EXCERPTED TEXT:
PHILADELPHIA – In December, when Santa contracts out some of his package-delivery work, drivers at FedEx fly down the highways, typically starting before sunrise and finishing long after dark.
But this year, some of the reindeer are so unhappy that they have voted to unionize.
About two dozen south New Jersey drivers are poised to become the first in the nation to succeed at forming a collective-bargaining unit, over the objections of FedEx Corp., the package-delivery company based in Memphis, Tenn., that had revenue last year of $29.4 billion.
Their efforts continue even with FedEx in its busiest season, moving as many as 8.5 million packages daily.
The drivers’ hours are long, their pay is low, they say, and some who work or have worked at the FedEx Ground division’s depot in Barrington, N.J., complain that their managers routinely threaten to take away their routes.

DATA ENTRIES:
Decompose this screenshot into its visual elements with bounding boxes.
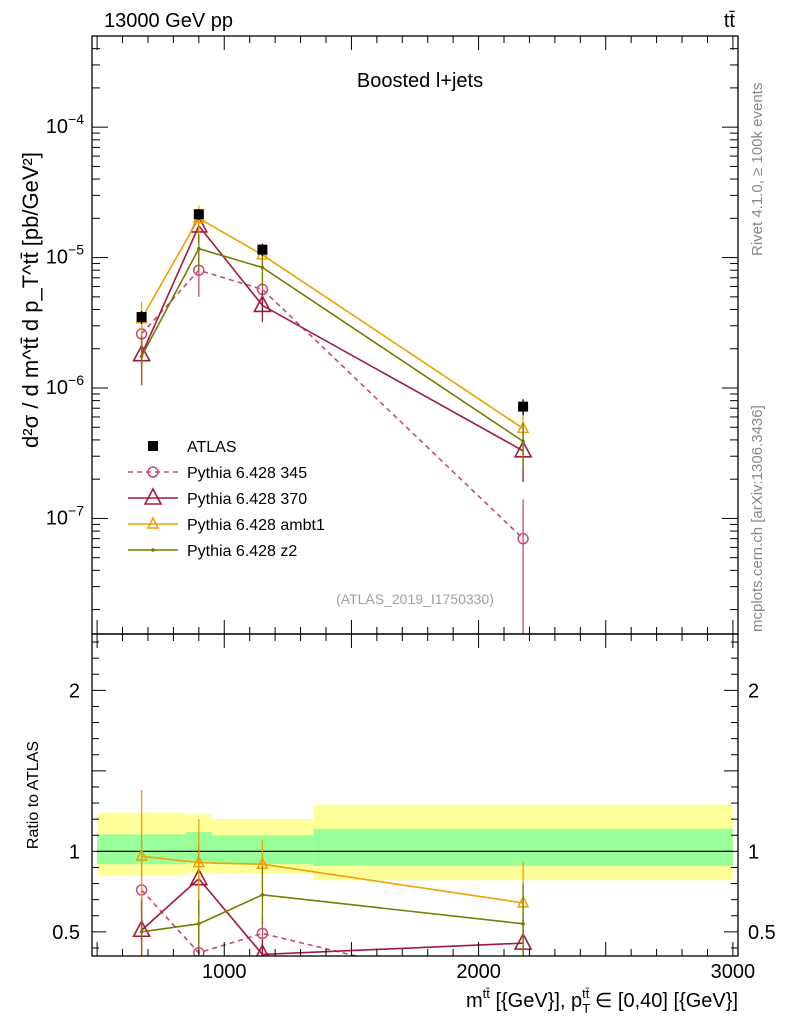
series-pythia-6-428-ambt1 — [135, 205, 530, 453]
x-tick-label: 1000 — [202, 961, 247, 983]
ratio-frame — [91, 633, 739, 957]
ratio-data-point — [521, 922, 525, 926]
series-line — [140, 224, 524, 452]
ratio-y-tick-label: 0.5 — [52, 922, 80, 944]
header-energy-label: 13000 GeV pp — [104, 10, 233, 32]
legend-marker — [148, 441, 158, 451]
ratio-inner-band — [313, 828, 733, 866]
legend-entry: ATLAS — [148, 439, 237, 456]
x-tick-label: 3000 — [711, 961, 756, 983]
ratio-data-point — [260, 893, 265, 897]
ratio-data-point — [192, 854, 206, 868]
legend-marker — [147, 466, 159, 478]
atlas-data-point — [136, 312, 147, 323]
ratio-data-point — [255, 943, 269, 956]
ratio-series-pythia-6-428-z2 — [139, 865, 525, 956]
atlas-data-point — [518, 401, 529, 412]
legend-label: Pythia 6.428 345 — [187, 465, 307, 482]
ratio-panel: 1000 2000 3000 0.5 0.5 1 1 2 2 Ratio to ATLAS mt… — [25, 633, 776, 1016]
atlas-data-point — [257, 244, 268, 255]
ratio-y-tick-label-right: 1 — [748, 841, 759, 863]
legend-entry: Pythia 6.428 345 — [128, 465, 307, 482]
data-point — [253, 294, 272, 313]
series-atlas-data — [136, 209, 529, 416]
ratio-y-tick-label-right: 2 — [748, 680, 759, 702]
legend: ATLAS Pythia 6.428 345 Pythia 6.428 370 Pyt… — [128, 439, 325, 560]
legend-label: Pythia 6.428 z2 — [187, 543, 297, 560]
y-axis-label: d²σ / d m^tt̄ d p_T^tt̄ [pb/GeV²] — [18, 152, 43, 448]
analysis-id-label: (ATLAS_2019_I1750330) — [336, 591, 494, 607]
data-point — [521, 439, 525, 444]
atlas-data-point — [193, 209, 204, 220]
mcplots-label: mcplots.cern.ch [arXiv:1306.3436] — [749, 405, 766, 632]
ratio-data-point — [135, 848, 148, 861]
ratio-y-tick-label: 1 — [69, 841, 80, 863]
legend-marker — [143, 487, 163, 505]
legend-entry: Pythia 6.428 z2 — [128, 543, 297, 560]
legend-label: Pythia 6.428 ambt1 — [187, 517, 325, 534]
ratio-series-line — [141, 877, 524, 956]
data-point — [260, 265, 265, 270]
legend-label: Pythia 6.428 370 — [187, 491, 307, 508]
y-tick-label: 10−5 — [46, 242, 84, 269]
legend-marker — [146, 516, 160, 529]
y-tick-label: 10−7 — [46, 502, 84, 529]
series-line — [140, 247, 524, 443]
data-point — [517, 532, 529, 545]
ratio-y-axis-label: Ratio to ATLAS — [25, 741, 42, 849]
ratio-series-line — [141, 855, 524, 904]
ratio-data-point — [139, 930, 144, 934]
header-process-label: tt̄ — [724, 10, 736, 32]
series-line — [140, 269, 524, 540]
ratio-series-line — [141, 889, 360, 956]
data-point — [139, 354, 144, 359]
ratio-y-tick-label-right: 0.5 — [748, 922, 776, 944]
y-tick-label: 10−4 — [46, 111, 84, 138]
ratio-data-point — [256, 927, 269, 940]
ratio-series-line — [141, 894, 524, 933]
x-tick-label: 2000 — [456, 961, 501, 983]
legend-marker — [151, 548, 155, 552]
plot-title: Boosted l+jets — [357, 70, 483, 92]
legend-entry: Pythia 6.428 ambt1 — [128, 516, 325, 534]
series-pythia-6-428-z2 — [139, 234, 525, 469]
ratio-y-tick-label: 2 — [69, 680, 80, 702]
main-panel: 10−7 10−6 10−5 10−4 Boosted l+jets (ATLAS_2… — [18, 35, 739, 635]
ratio-data-point — [197, 922, 201, 926]
legend-label: ATLAS — [187, 439, 237, 456]
data-point — [197, 246, 201, 251]
series-line — [140, 217, 524, 430]
x-axis-label: mtt̄ [{GeV}], pTtt̄ ∈ [0,40] [{GeV}] — [466, 986, 738, 1016]
legend-entry: Pythia 6.428 370 — [128, 487, 307, 508]
rivet-version-label: Rivet 4.1.0, ≥ 100k events — [749, 83, 766, 256]
y-tick-label: 10−6 — [46, 372, 84, 399]
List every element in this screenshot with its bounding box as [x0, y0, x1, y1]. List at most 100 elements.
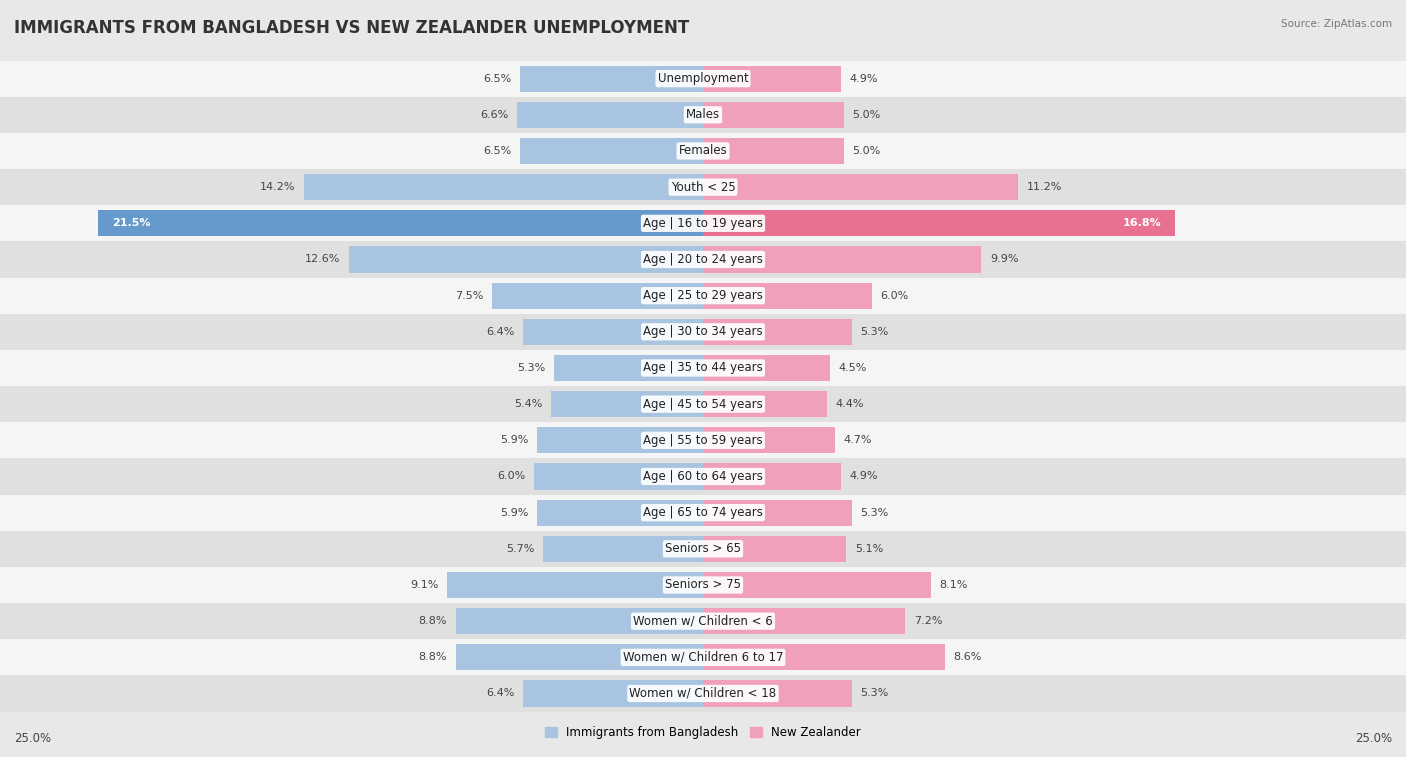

REQUEST 1: Rewrite the paragraph in the article on FedEx drivers that begins "The drivers’ hours are long" as a short bulleted list, keeping its main facts.
REQUEST 2:
Answer these from the article on FedEx drivers, marking each answer with the same letter:
(a) In what city is FedEx Corp. based?
(b) How many packages can FedEx move daily in its busiest season?
(c) In what town is the FedEx Ground depot where some of the drivers work?
REQUEST 3: Carry the article on FedEx drivers forward from its final sentence by a few more paragraphs in the same news style.

TASK ANSWER 1:
- Drivers say their hours are long and their pay is low.
- Some current and former drivers at the FedEx Ground depot in Barrington, N.J., say managers routinely threaten to take away their routes.

TASK ANSWER 2:
(a) Memphis, Tenn.
(b) As many as 8.5 million
(c) Barrington, N.J.

TASK ANSWER 3:
“If you get to eat lunch, you’re lucky,” said Mike Tofaute from Medford Lakes, N.J., a leader of the drivers’ association. Tofaute keeps an empty juice bottle in his truck so he doesn’t have to stop to use the bathroom. On Wednesday, he had to deliver 167 packages at 134 stops.
“What we’ve done is groundbreaking, no matter how you look at it,” Tofaute said. “To take on a company like FedEx. … There were just 28 guys and we prevailed.” The drivers voted, 14-8, to unionize, but the results are being contested.
The union push comes even as a federal lawsuit coalesces over whether drivers for the FedEx Ground division are employees or independent contractors, as the company argues.
In July, a state court in California ruled that drivers there were FedEx employees and later awarded 200 of them $5.3 million in damages to compensate them for business expenses they had paid, such as truck insurance. FedEx filed an appeal this month.
On its Web site, FedEx Ground vows to fight the lawsuit and says the truck drivers are independent contractors who run their own businesses and can gross $80,000 to $120,000, before they pay for their trucks and gasoline.
“Each of these contractors runs independent businesses,” FedEx Ground spokesman Perry Colosimo said.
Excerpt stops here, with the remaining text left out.